-- BEGIN --

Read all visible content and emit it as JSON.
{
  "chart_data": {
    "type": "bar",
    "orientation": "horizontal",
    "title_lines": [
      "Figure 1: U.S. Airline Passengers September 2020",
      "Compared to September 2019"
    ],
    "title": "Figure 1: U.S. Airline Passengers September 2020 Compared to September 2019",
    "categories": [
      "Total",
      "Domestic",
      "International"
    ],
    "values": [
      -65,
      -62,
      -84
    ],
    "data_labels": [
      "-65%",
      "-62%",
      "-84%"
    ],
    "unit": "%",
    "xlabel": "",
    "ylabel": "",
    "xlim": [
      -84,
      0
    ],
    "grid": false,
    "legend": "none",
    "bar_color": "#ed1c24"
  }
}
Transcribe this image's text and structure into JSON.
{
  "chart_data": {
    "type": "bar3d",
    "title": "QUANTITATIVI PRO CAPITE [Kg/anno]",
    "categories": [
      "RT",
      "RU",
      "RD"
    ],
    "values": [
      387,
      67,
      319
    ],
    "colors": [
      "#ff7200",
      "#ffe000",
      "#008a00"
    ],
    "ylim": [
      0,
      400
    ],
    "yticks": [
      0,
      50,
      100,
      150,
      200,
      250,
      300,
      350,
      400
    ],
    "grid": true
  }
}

-- END --

▸ **TASK TO CARRY OUT**
Repeat the line that contains "Transcribe this image's", then every line after it until the records end, with nothing added.

▸ **RESULT OF THE TASK**
Transcribe this image's text and structure into JSON.
{
  "chart_data": {
    "type": "bar3d",
    "title": "QUANTITATIVI PRO CAPITE [Kg/anno]",
    "categories": [
      "RT",
      "RU",
      "RD"
    ],
    "values": [
      387,
      67,
      319
    ],
    "colors": [
      "#ff7200",
      "#ffe000",
      "#008a00"
    ],
    "ylim": [
      0,
      400
    ],
    "yticks": [
      0,
      50,
      100,
      150,
      200,
      250,
      300,
      350,
      400
    ],
    "grid": true
  }
}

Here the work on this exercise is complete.